* Problem requirements: Say how many lines contain the word "átnedvesedésből" and give no other text.

:: The records ::

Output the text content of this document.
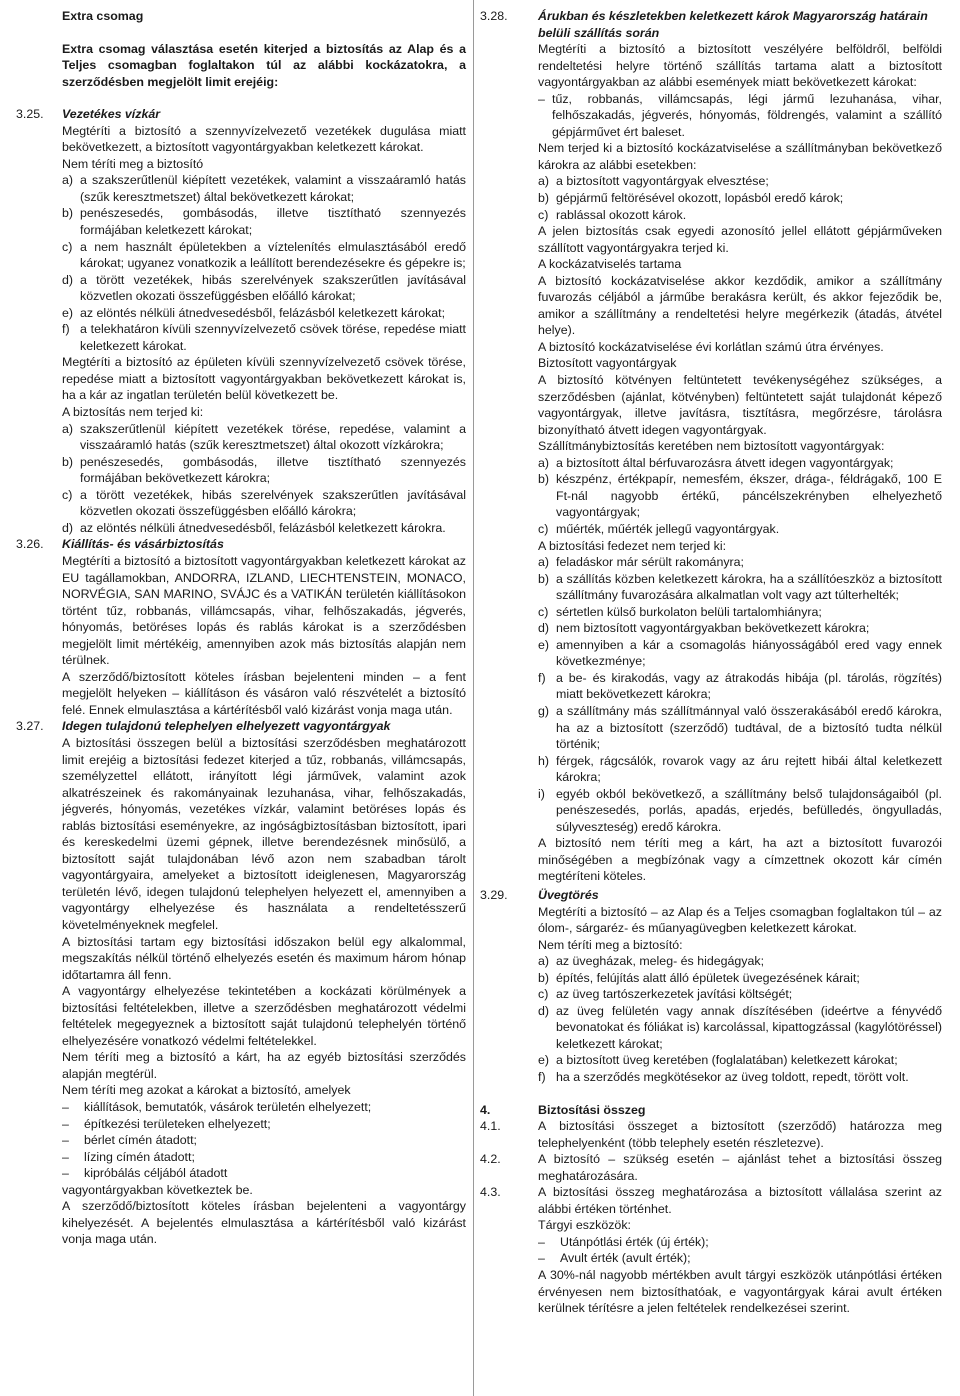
Extra csomag
Extra csomag választása esetén kiterjed a biztosítás az Alap és a Teljes csomagban foglaltakon túl az alábbi kockázatokra, a szerződésben megjelölt limit erejéig:
3.25. Vezetékes vízkár
Megtéríti a biztosító a szennyvízelvezető vezetékek dugulása miatt bekövetkezett, a biztosított vagyontárgyakban keletkezett károkat.
Nem téríti meg a biztosító
a) a szakszerűtlenül kiépített vezetékek, valamint a visszaáramló hatás (szűk keresztmetszet) által bekövetkezett károkat;
b) penészesedés, gombásodás, illetve tisztítható szennyezés formájában keletkezett károkat;
c) a nem használt épületekben a víztelenítés elmulasztásából eredő károkat; ugyanez vonatkozik a leállított berendezésekre és gépekre is;
d) a törött vezetékek, hibás szerelvények szakszerűtlen javításával közvetlen okozati összefüggésben előálló károkat;
e) az elöntés nélküli átnedvesedésből, felázásból keletkezett károkat;
f) a telekhatáron kívüli szennyvízelvezető csövek törése, repedése miatt keletkezett károkat.
Megtéríti a biztosító az épületen kívüli szennyvízelvezető csövek törése, repedése miatt a biztosított vagyontárgyakban bekövetkezett károkat is, ha a kár az ingatlan területén belül következett be.
A biztosítás nem terjed ki:
a) szakszerűtlenül kiépített vezetékek törése, repedése, valamint a visszaáramló hatás (szűk keresztmetszet) által okozott vízkárokra;
b) penészesedés, gombásodás, illetve tisztítható szennyezés formájában bekövetkezett károkra;
c) a törött vezetékek, hibás szerelvények szakszerűtlen javításával közvetlen okozati összefüggésben előálló károkra;
d) az elöntés nélküli átnedvesedésből, felázásból keletkezett károkra.
3.26. Kiállítás- és vásárbiztosítás
Megtéríti a biztosító a biztosított vagyontárgyakban keletkezett károkat az EU tagállamokban, ANDORRA, IZLAND, LIECHTENSTEIN, MONACO, NORVÉGIA, SAN MARINO, SVÁJC és a VATIKÁN területén kiállításokon történt tűz, robbanás, villámcsapás, vihar, felhőszakadás, jégverés, hónyomás, betöréses lopás és rablás károkat is a szerződésben megjelölt limit mértékéig, amennyiben azok más biztosítás alapján nem térülnek.
A szerződő/biztosított köteles írásban bejelenteni minden – a fent megjelölt helyeken – kiállításon és vásáron való részvételét a biztosító felé. Ennek elmulasztása a kártérítésből való kizárást vonja maga után.
3.27. Idegen tulajdonú telephelyen elhelyezett vagyontárgyak
A biztosítási összegen belül a biztosítási szerződésben meghatározott limit erejéig a biztosítási fedezet kiterjed a tűz, robbanás, villámcsapás, személyzettel ellátott, irányított légi járművek, valamint azok alkatrészeinek és rakományainak lezuhanása, vihar, felhőszakadás, jégverés, hónyomás, vezetékes vízkár, valamint betöréses lopás és rablás biztosítási eseményekre, az ingóságbiztosításban biztosított, ipari és kereskedelmi üzemi gépnek, illetve berendezésnek minősülő, a biztosított saját tulajdonában lévő azon nem szabadban tárolt vagyontárgyaira, amelyeket a biztosított ideiglenesen, Magyarország területén lévő, idegen tulajdonú telephelyen helyezett el, amennyiben a vagyontárgy elhelyezése és használata a rendeltetésszerű követelményeknek megfelel.
A biztosítási tartam egy biztosítási időszakon belül egy alkalommal, megszakítás nélkül történő elhelyezés esetén és maximum három hónap időtartamra áll fenn.
A vagyontárgy elhelyezése tekintetében a kockázati körülmények a biztosítási feltételekben, illetve a szerződésben meghatározott védelmi feltételek megegyeznek a biztosított saját tulajdonú telephelyén történő elhelyezésére vonatkozó védelmi feltételekkel.
Nem téríti meg a biztosító a kárt, ha az egyéb biztosítási szerződés alapján megtérül.
Nem téríti meg azokat a károkat a biztosító, amelyek
– kiállítások, bemutatók, vásárok területén elhelyezett;
– építkezési területeken elhelyezett;
– bérlet címén átadott;
– lízing címén átadott;
– kipróbálás céljából átadott
vagyontárgyakban következtek be.
A szerződő/biztosított köteles írásban bejelenteni a vagyontárgy kihelyezését. A bejelentés elmulasztása a kártérítésből való kizárást vonja maga után.
3.28. Árukban és készletekben keletkezett károk Magyarország határain belüli szállítás során
Megtéríti a biztosító a biztosított veszélyére belföldről, belföldi rendeltetési helyre történő szállítás tartama alatt a biztosított vagyontárgyakban az alábbi események miatt bekövetkezett károkat:
– tűz, robbanás, villámcsapás, légi jármű lezuhanása, vihar, felhőszakadás, jégverés, hónyomás, földrengés, valamint a szállító gépjárművet ért baleset.
Nem terjed ki a biztosító kockázatviselése a szállítmányban bekövetkező károkra az alábbi esetekben:
a) a biztosított vagyontárgyak elvesztése;
b) gépjármű feltörésével okozott, lopásból eredő károk;
c) rablással okozott károk.
A jelen biztosítás csak egyedi azonosító jellel ellátott gépjárműveken szállított vagyontárgyakra terjed ki.
A kockázatviselés tartama
A biztosító kockázatviselése akkor kezdődik, amikor a szállítmány fuvarozás céljából a járműbe berakásra került, és akkor fejeződik be, amikor a szállítmány a rendeltetési helyre megérkezik (átadás, átvétel helye).
A biztosító kockázatviselése évi korlátlan számú útra érvényes.
Biztosított vagyontárgyak
A biztosító kötvényen feltüntetett tevékenységéhez szükséges, a szerződésben (ajánlat, kötvényben) feltüntetett saját tulajdonát képező vagyontárgyak, illetve javításra, tisztításra, megőrzésre, tárolásra bizonyítható átvett idegen vagyontárgyak.
Szállítmánybiztosítás keretében nem biztosított vagyontárgyak:
a) a biztosított által bérfuvarozásra átvett idegen vagyontárgyak;
b) készpénz, értékpapír, nemesfém, ékszer, drága-, féldrágakő, 100 E Ft-nál nagyobb értékű, páncélszekrényben elhelyezhető vagyontárgyak;
c) műérték, műérték jellegű vagyontárgyak.
A biztosítási fedezet nem terjed ki:
a) feladáskor már sérült rakományra;
b) a szállítás közben keletkezett károkra, ha a szállítóeszköz a biztosított szállítmány fuvarozására alkalmatlan volt vagy azt túlterhelték;
c) sértetlen külső burkolaton belüli tartalomhiányra;
d) nem biztosított vagyontárgyakban bekövetkezett károkra;
e) amennyiben a kár a csomagolás hiányosságából ered vagy ennek következménye;
f) a be- és kirakodás, vagy az átrakodás hibája (pl. tárolás, rögzítés) miatt bekövetkezett károkra;
g) a szállítmány más szállítmánnyal való összerakásából eredő károkra, ha az a biztosított (szerződő) tudtával, de a biztosító tudta nélkül történik;
h) férgek, rágcsálók, rovarok vagy az áru rejtett hibái által keletkezett károkra;
i) egyéb okból bekövetkező, a szállítmány belső tulajdonságaiból (pl. penészesedés, porlás, apadás, erjedés, befülledés, öngyulladás, súlyveszteség) eredő károkra.
A biztosító nem téríti meg a kárt, ha azt a biztosított fuvarozói minőségében a megbízónak vagy a címzettnek okozott kár címén megtéríteni köteles.
3.29. Üvegtörés
Megtéríti a biztosító – az Alap és a Teljes csomagban foglaltakon túl – az ólom-, sárgaréz- és műanyagüvegben keletkezett károkat.
Nem téríti meg a biztosító:
a) az üvegházak, meleg- és hidegágyak;
b) építés, felújítás alatt álló épületek üvegezésének kárait;
c) az üveg tartószerkezetek javítási költségét;
d) az üveg felületén vagy annak díszítésében (ideértve a fényvédő bevonatokat és fóliákat is) karcolással, kipattogzással (kagylótöréssel) keletkezett károkat;
e) a biztosított üveg keretében (foglalatában) keletkezett károkat;
f) ha a szerződés megkötésekor az üveg toldott, repedt, törött volt.
4.	Biztosítási összeg
4.1.	A biztosítási összeget a biztosított (szerződő) határozza meg telephelyenként (több telephely esetén részletezve).
4.2.	A biztosító – szükség esetén – ajánlást tehet a biztosítási összeg meghatározására.
4.3.	A biztosítási összeg meghatározása a biztosított vállalása szerint az alábbi értéken történhet.
Tárgyi eszközök:
– Utánpótlási érték (új érték);
– Avult érték (avult érték);
A 30%-nál nagyobb mértékben avult tárgyi eszközök utánpótlási értéken érvényesen nem biztosíthatóak, e vagyontárgyak kárai avult értéken kerülnek térítésre a jelen feltételek rendelkezései szerint.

:::

* Exercise solution: 2